* Begin Information supplied *

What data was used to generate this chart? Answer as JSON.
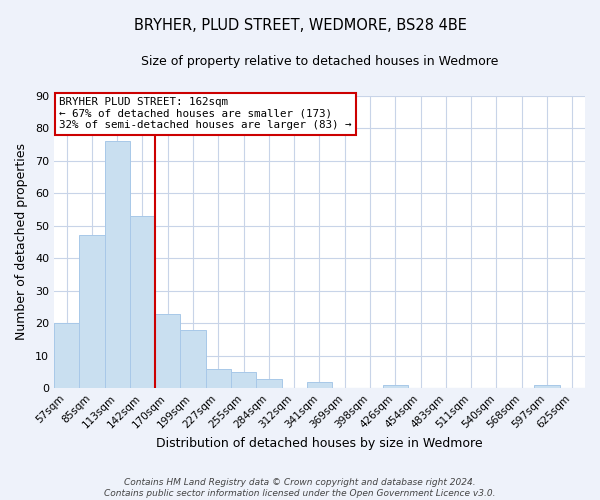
{
  "title": "BRYHER, PLUD STREET, WEDMORE, BS28 4BE",
  "subtitle": "Size of property relative to detached houses in Wedmore",
  "xlabel": "Distribution of detached houses by size in Wedmore",
  "ylabel": "Number of detached properties",
  "bar_color": "#c9dff0",
  "bar_edge_color": "#a8c8e8",
  "categories": [
    "57sqm",
    "85sqm",
    "113sqm",
    "142sqm",
    "170sqm",
    "199sqm",
    "227sqm",
    "255sqm",
    "284sqm",
    "312sqm",
    "341sqm",
    "369sqm",
    "398sqm",
    "426sqm",
    "454sqm",
    "483sqm",
    "511sqm",
    "540sqm",
    "568sqm",
    "597sqm",
    "625sqm"
  ],
  "values": [
    20,
    47,
    76,
    53,
    23,
    18,
    6,
    5,
    3,
    0,
    2,
    0,
    0,
    1,
    0,
    0,
    0,
    0,
    0,
    1,
    0
  ],
  "ylim": [
    0,
    90
  ],
  "yticks": [
    0,
    10,
    20,
    30,
    40,
    50,
    60,
    70,
    80,
    90
  ],
  "property_line_color": "#cc0000",
  "annotation_line1": "BRYHER PLUD STREET: 162sqm",
  "annotation_line2": "← 67% of detached houses are smaller (173)",
  "annotation_line3": "32% of semi-detached houses are larger (83) →",
  "annotation_box_color": "white",
  "annotation_box_edge": "#cc0000",
  "footer_line1": "Contains HM Land Registry data © Crown copyright and database right 2024.",
  "footer_line2": "Contains public sector information licensed under the Open Government Licence v3.0.",
  "background_color": "#eef2fa",
  "plot_background_color": "white",
  "grid_color": "#c8d4e8"
}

* End Information supplied *

[Given request]
Using the material above, report each line where "houses" occurs.

[Answer]
  "subtitle": "Size of property relative to detached houses in Wedmore",
  "xlabel": "Distribution of detached houses by size in Wedmore",
  "annotation_line2": "← 67% of detached houses are smaller (173)",
  "annotation_line3": "32% of semi-detached houses are larger (83) →",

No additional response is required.